Recorded information:
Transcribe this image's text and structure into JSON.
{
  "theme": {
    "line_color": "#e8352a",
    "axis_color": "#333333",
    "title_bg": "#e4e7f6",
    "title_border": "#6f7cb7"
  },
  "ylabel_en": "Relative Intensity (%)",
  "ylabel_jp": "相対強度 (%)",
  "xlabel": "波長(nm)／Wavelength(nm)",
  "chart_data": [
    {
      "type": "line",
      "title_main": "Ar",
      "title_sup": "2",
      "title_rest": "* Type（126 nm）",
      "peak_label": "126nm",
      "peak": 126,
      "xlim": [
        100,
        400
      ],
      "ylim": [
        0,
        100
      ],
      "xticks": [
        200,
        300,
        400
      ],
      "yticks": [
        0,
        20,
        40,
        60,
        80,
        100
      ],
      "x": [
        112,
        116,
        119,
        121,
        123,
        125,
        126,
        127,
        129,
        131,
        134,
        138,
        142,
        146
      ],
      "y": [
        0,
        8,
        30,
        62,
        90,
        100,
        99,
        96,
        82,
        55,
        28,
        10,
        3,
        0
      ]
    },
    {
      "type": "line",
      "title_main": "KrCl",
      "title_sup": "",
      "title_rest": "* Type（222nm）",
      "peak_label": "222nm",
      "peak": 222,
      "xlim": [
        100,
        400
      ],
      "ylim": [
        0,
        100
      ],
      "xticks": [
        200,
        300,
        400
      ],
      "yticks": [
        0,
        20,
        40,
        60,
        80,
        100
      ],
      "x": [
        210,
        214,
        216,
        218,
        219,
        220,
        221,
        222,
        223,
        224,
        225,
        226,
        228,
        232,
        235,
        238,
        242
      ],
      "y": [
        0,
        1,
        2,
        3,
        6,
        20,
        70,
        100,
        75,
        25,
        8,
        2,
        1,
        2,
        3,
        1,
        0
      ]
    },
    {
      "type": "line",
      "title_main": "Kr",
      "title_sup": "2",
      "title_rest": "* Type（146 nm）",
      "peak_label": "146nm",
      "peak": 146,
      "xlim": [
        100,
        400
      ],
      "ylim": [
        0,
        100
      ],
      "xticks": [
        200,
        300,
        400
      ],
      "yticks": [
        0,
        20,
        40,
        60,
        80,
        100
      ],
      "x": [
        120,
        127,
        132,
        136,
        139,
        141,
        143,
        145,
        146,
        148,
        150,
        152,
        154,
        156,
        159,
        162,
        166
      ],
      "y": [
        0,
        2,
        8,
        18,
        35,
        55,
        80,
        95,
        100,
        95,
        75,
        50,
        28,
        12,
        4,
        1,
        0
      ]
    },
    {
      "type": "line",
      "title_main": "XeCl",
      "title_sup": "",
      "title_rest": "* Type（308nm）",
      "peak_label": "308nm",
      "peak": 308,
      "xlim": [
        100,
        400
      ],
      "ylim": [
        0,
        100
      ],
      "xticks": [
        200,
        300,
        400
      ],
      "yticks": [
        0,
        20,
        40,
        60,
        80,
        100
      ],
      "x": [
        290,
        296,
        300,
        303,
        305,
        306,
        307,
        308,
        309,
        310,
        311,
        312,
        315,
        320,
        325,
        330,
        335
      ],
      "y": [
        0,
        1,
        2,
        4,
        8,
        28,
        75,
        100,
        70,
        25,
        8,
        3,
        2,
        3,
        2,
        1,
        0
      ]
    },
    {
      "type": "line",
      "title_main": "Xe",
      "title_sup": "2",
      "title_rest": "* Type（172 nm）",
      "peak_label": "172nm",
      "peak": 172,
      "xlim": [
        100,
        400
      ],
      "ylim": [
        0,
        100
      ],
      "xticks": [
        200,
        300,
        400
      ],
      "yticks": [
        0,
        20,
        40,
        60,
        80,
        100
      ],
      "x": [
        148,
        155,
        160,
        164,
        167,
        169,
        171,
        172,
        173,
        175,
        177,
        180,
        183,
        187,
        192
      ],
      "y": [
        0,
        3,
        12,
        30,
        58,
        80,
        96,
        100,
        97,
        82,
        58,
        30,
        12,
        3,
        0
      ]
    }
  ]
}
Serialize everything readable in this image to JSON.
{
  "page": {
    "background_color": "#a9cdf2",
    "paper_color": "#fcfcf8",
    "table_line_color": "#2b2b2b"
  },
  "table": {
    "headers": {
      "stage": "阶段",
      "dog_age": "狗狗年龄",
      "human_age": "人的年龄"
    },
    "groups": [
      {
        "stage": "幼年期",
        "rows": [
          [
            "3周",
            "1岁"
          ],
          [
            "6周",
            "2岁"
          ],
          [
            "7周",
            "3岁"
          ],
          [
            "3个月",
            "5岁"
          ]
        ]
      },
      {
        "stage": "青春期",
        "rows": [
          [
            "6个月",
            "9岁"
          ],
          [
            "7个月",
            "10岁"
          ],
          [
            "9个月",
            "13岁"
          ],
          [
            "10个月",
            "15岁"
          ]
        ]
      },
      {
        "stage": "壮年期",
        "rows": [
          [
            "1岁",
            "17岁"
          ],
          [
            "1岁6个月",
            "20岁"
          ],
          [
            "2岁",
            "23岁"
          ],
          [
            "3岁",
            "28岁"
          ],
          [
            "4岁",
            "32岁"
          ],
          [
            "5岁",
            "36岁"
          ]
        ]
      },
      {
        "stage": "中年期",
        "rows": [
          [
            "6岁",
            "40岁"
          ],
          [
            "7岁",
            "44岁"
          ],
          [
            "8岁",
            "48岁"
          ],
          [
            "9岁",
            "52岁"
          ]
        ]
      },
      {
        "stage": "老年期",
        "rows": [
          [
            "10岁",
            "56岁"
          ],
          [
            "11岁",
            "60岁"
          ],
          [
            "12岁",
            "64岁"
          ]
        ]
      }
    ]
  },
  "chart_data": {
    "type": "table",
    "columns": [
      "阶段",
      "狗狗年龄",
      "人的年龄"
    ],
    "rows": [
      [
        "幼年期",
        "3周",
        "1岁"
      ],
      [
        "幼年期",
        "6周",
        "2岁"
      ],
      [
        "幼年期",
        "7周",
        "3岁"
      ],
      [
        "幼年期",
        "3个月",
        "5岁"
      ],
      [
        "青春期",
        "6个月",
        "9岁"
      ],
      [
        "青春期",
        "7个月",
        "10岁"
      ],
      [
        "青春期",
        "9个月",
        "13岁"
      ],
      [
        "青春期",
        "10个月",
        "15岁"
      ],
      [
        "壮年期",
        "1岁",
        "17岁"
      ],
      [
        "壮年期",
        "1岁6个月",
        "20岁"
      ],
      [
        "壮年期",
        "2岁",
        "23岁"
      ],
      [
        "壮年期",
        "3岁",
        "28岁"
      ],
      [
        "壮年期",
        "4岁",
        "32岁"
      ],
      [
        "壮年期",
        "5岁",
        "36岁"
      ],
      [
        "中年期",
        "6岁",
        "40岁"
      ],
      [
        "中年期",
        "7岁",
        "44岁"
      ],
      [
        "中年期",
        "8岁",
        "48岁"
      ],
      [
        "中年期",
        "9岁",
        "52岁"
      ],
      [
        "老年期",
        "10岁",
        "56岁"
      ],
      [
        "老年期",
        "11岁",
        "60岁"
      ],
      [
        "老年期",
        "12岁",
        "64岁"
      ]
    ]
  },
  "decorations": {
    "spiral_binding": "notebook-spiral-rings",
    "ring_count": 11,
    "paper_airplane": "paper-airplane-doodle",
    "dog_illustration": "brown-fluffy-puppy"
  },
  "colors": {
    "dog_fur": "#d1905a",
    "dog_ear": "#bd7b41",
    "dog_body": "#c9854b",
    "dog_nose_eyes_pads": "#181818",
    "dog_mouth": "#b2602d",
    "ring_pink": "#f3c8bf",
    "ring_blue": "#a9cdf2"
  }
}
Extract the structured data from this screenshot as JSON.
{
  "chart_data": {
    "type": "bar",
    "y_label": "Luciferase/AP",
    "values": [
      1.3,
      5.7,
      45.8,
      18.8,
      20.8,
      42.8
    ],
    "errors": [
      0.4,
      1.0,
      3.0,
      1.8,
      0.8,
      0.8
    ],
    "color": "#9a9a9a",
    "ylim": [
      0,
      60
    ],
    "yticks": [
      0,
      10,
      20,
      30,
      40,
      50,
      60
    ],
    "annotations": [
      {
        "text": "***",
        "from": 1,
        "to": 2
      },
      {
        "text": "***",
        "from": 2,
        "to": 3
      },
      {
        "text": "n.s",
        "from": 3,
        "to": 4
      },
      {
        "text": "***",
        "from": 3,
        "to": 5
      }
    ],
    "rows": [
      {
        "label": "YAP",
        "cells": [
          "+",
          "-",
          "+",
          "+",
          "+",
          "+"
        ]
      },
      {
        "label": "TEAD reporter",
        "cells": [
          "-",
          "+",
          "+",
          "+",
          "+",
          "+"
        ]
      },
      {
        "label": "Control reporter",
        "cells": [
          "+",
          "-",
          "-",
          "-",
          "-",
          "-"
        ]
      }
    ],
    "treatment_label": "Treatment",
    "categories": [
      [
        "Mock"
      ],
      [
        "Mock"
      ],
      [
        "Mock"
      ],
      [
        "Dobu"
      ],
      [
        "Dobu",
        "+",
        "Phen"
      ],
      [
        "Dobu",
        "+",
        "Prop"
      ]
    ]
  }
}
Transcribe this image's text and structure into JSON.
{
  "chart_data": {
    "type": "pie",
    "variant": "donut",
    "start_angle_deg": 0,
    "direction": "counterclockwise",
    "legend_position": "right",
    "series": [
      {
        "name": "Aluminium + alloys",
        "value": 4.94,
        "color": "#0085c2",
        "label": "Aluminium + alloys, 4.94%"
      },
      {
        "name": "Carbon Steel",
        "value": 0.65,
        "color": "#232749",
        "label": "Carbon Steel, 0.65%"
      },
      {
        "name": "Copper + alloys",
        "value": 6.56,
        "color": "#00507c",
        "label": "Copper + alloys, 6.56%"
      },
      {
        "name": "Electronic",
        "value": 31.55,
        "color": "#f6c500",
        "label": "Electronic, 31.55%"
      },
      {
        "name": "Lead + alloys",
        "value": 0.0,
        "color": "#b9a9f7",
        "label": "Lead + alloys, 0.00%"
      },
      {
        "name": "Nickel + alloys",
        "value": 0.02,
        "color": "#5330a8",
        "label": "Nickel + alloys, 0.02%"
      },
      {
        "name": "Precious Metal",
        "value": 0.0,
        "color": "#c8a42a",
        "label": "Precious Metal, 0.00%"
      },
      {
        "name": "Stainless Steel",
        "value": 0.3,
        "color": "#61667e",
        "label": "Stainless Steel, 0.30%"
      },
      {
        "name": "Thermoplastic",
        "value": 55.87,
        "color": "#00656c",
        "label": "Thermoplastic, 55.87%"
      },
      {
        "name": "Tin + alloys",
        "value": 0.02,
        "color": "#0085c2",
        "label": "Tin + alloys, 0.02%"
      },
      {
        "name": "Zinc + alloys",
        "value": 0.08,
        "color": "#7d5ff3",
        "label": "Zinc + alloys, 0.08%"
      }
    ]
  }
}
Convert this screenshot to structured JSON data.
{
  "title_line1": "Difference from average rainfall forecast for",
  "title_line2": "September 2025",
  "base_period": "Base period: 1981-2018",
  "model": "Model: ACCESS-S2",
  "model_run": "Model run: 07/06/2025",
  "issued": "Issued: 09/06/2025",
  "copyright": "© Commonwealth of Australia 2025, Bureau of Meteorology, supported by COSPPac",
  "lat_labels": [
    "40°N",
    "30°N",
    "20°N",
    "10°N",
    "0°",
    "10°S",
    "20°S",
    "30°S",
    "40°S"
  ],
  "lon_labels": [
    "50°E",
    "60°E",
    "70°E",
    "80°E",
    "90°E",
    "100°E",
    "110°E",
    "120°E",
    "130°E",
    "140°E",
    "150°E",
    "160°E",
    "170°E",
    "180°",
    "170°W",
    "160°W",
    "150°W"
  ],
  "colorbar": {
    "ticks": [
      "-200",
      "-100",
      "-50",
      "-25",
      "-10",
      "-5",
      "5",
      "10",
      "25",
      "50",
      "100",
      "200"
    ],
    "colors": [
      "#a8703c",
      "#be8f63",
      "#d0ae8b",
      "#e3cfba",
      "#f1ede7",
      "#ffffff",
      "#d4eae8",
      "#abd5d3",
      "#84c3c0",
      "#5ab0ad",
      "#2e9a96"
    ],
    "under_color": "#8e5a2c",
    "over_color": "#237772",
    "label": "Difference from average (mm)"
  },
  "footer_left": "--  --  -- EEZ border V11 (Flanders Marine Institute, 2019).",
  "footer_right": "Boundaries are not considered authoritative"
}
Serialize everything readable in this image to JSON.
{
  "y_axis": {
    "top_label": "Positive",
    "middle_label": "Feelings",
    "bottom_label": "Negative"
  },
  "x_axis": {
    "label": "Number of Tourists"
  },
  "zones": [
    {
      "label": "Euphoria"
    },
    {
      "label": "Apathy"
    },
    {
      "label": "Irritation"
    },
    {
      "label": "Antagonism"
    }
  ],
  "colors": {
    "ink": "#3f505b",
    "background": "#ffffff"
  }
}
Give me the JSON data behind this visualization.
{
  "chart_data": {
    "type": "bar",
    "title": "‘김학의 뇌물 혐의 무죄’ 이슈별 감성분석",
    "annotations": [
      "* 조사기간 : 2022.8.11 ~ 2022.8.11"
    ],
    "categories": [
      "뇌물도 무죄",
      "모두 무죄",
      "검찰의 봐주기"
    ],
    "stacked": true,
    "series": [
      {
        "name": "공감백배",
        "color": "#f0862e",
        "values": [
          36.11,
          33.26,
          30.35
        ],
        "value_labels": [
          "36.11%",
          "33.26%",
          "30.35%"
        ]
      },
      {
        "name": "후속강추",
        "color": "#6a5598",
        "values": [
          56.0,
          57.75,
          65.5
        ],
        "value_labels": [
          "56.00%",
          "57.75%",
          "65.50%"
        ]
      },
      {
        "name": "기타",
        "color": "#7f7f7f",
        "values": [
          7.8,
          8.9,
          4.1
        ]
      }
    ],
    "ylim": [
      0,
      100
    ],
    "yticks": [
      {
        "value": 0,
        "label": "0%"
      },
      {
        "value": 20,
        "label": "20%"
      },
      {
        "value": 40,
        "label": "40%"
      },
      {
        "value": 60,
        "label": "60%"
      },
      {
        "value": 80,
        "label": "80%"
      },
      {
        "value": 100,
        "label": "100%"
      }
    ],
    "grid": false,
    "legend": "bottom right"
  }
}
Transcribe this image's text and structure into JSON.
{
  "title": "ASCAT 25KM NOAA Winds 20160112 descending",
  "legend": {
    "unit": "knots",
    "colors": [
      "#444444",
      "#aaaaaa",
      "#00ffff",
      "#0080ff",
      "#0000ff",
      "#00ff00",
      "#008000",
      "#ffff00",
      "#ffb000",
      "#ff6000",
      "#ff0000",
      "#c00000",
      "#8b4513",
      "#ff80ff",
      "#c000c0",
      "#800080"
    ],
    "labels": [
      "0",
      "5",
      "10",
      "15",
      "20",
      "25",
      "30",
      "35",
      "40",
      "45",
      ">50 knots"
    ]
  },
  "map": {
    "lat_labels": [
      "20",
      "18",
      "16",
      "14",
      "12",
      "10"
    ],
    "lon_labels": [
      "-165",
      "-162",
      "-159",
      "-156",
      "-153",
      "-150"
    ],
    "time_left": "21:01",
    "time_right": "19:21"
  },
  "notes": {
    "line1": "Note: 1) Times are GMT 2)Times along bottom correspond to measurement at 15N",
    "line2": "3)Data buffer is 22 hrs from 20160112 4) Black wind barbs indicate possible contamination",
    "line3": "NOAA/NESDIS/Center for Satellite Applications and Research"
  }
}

Description of the task: Copy every line above that holds the word "alloys".

Task answer:
        "name": "Aluminium + alloys",
        "label": "Aluminium + alloys, 4.94%"
        "name": "Copper + alloys",
        "label": "Copper + alloys, 6.56%"
        "name": "Lead + alloys",
        "label": "Lead + alloys, 0.00%"
        "name": "Nickel + alloys",
        "label": "Nickel + alloys, 0.02%"
        "name": "Tin + alloys",
        "label": "Tin + alloys, 0.02%"
        "name": "Zinc + alloys",
        "label": "Zinc + alloys, 0.08%"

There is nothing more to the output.